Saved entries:
--
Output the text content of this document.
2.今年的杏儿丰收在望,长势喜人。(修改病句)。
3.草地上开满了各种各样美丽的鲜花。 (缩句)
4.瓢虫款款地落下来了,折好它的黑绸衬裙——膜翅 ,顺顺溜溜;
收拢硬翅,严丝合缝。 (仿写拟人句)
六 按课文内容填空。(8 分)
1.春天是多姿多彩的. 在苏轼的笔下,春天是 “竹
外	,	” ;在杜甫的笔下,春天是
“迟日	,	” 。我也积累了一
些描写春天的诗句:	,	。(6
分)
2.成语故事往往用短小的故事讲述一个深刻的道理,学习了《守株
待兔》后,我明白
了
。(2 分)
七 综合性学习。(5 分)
--
Extract the full listing above without alteration.

(Response below):
Output the text content of this document.
2.今年的杏儿丰收在望,长势喜人。(修改病句)。
3.草地上开满了各种各样美丽的鲜花。 (缩句)
4.瓢虫款款地落下来了,折好它的黑绸衬裙——膜翅 ,顺顺溜溜;
收拢硬翅,严丝合缝。 (仿写拟人句)
六 按课文内容填空。(8 分)
1.春天是多姿多彩的. 在苏轼的笔下,春天是 “竹
外	,	” ;在杜甫的笔下,春天是
“迟日	,	” 。我也积累了一
些描写春天的诗句:	,	。(6
分)
2.成语故事往往用短小的故事讲述一个深刻的道理,学习了《守株
待兔》后,我明白
了
。(2 分)
七 综合性学习。(5 分)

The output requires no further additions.